------ Supplied material ------
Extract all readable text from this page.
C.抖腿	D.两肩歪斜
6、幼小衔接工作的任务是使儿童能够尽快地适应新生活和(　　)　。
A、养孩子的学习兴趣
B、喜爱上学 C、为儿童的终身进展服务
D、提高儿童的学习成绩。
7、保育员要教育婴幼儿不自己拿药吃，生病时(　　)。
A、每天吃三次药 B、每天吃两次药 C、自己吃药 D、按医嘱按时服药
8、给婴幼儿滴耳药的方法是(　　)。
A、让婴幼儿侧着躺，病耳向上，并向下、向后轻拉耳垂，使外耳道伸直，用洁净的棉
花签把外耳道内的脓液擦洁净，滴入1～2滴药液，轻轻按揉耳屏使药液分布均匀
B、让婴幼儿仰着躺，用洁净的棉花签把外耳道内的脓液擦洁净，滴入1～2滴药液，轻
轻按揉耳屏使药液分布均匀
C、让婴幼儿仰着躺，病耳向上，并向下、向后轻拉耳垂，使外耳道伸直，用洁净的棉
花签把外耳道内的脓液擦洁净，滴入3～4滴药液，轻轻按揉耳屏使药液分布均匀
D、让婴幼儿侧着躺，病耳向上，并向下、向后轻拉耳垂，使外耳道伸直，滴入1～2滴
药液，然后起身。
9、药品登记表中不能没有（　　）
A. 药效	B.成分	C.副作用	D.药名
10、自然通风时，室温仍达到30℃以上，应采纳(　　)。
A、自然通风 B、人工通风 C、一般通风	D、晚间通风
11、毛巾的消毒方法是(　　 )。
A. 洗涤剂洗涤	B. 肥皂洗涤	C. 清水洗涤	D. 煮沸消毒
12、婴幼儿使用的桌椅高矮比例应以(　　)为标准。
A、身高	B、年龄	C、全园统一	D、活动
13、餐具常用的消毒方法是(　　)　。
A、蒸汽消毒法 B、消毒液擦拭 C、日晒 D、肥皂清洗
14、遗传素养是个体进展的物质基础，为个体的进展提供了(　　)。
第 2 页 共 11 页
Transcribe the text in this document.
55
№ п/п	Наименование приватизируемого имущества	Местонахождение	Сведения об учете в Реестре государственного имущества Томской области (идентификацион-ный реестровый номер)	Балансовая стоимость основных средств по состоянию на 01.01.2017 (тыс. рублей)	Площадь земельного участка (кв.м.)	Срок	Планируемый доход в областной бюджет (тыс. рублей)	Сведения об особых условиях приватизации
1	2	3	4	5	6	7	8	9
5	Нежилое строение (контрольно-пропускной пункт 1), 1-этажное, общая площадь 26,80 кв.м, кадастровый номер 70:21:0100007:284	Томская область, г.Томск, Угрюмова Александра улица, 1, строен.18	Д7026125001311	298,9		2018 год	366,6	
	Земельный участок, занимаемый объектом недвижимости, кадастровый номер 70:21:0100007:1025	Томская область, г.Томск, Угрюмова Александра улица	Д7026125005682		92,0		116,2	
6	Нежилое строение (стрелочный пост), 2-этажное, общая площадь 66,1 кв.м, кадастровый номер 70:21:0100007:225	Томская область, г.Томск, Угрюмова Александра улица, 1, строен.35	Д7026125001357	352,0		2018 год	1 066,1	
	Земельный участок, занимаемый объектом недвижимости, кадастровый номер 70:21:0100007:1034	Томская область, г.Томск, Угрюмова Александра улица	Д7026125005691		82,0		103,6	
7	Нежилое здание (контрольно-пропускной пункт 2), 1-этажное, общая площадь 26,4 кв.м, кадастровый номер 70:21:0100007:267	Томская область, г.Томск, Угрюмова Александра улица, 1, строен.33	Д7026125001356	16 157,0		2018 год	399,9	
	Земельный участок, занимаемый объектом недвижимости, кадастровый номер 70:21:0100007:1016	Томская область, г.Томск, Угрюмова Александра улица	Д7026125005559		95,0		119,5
------
▶ [What needs to be done] Extract, word for word, each line of the listing above.

▶ [Output of the exercise]
Extract all readable text from this page.
C.抖腿	D.两肩歪斜
6、幼小衔接工作的任务是使儿童能够尽快地适应新生活和(　　)　。
A、养孩子的学习兴趣
B、喜爱上学 C、为儿童的终身进展服务
D、提高儿童的学习成绩。
7、保育员要教育婴幼儿不自己拿药吃，生病时(　　)。
A、每天吃三次药 B、每天吃两次药 C、自己吃药 D、按医嘱按时服药
8、给婴幼儿滴耳药的方法是(　　)。
A、让婴幼儿侧着躺，病耳向上，并向下、向后轻拉耳垂，使外耳道伸直，用洁净的棉
花签把外耳道内的脓液擦洁净，滴入1～2滴药液，轻轻按揉耳屏使药液分布均匀
B、让婴幼儿仰着躺，用洁净的棉花签把外耳道内的脓液擦洁净，滴入1～2滴药液，轻
轻按揉耳屏使药液分布均匀
C、让婴幼儿仰着躺，病耳向上，并向下、向后轻拉耳垂，使外耳道伸直，用洁净的棉
花签把外耳道内的脓液擦洁净，滴入3～4滴药液，轻轻按揉耳屏使药液分布均匀
D、让婴幼儿侧着躺，病耳向上，并向下、向后轻拉耳垂，使外耳道伸直，滴入1～2滴
药液，然后起身。
9、药品登记表中不能没有（　　）
A. 药效	B.成分	C.副作用	D.药名
10、自然通风时，室温仍达到30℃以上，应采纳(　　)。
A、自然通风 B、人工通风 C、一般通风	D、晚间通风
11、毛巾的消毒方法是(　　 )。
A. 洗涤剂洗涤	B. 肥皂洗涤	C. 清水洗涤	D. 煮沸消毒
12、婴幼儿使用的桌椅高矮比例应以(　　)为标准。
A、身高	B、年龄	C、全园统一	D、活动
13、餐具常用的消毒方法是(　　)　。
A、蒸汽消毒法 B、消毒液擦拭 C、日晒 D、肥皂清洗
14、遗传素养是个体进展的物质基础，为个体的进展提供了(　　)。
第 2 页 共 11 页
Transcribe the text in this document.
55
№ п/п	Наименование приватизируемого имущества	Местонахождение	Сведения об учете в Реестре государственного имущества Томской области (идентификацион-ный реестровый номер)	Балансовая стоимость основных средств по состоянию на 01.01.2017 (тыс. рублей)	Площадь земельного участка (кв.м.)	Срок	Планируемый доход в областной бюджет (тыс. рублей)	Сведения об особых условиях приватизации
1	2	3	4	5	6	7	8	9
5	Нежилое строение (контрольно-пропускной пункт 1), 1-этажное, общая площадь 26,80 кв.м, кадастровый номер 70:21:0100007:284	Томская область, г.Томск, Угрюмова Александра улица, 1, строен.18	Д7026125001311	298,9		2018 год	366,6	
	Земельный участок, занимаемый объектом недвижимости, кадастровый номер 70:21:0100007:1025	Томская область, г.Томск, Угрюмова Александра улица	Д7026125005682		92,0		116,2	
6	Нежилое строение (стрелочный пост), 2-этажное, общая площадь 66,1 кв.м, кадастровый номер 70:21:0100007:225	Томская область, г.Томск, Угрюмова Александра улица, 1, строен.35	Д7026125001357	352,0		2018 год	1 066,1	
	Земельный участок, занимаемый объектом недвижимости, кадастровый номер 70:21:0100007:1034	Томская область, г.Томск, Угрюмова Александра улица	Д7026125005691		82,0		103,6	
7	Нежилое здание (контрольно-пропускной пункт 2), 1-этажное, общая площадь 26,4 кв.м, кадастровый номер 70:21:0100007:267	Томская область, г.Томск, Угрюмова Александра улица, 1, строен.33	Д7026125001356	16 157,0		2018 год	399,9	
	Земельный участок, занимаемый объектом недвижимости, кадастровый номер 70:21:0100007:1016	Томская область, г.Томск, Угрюмова Александра улица	Д7026125005559		95,0		119,5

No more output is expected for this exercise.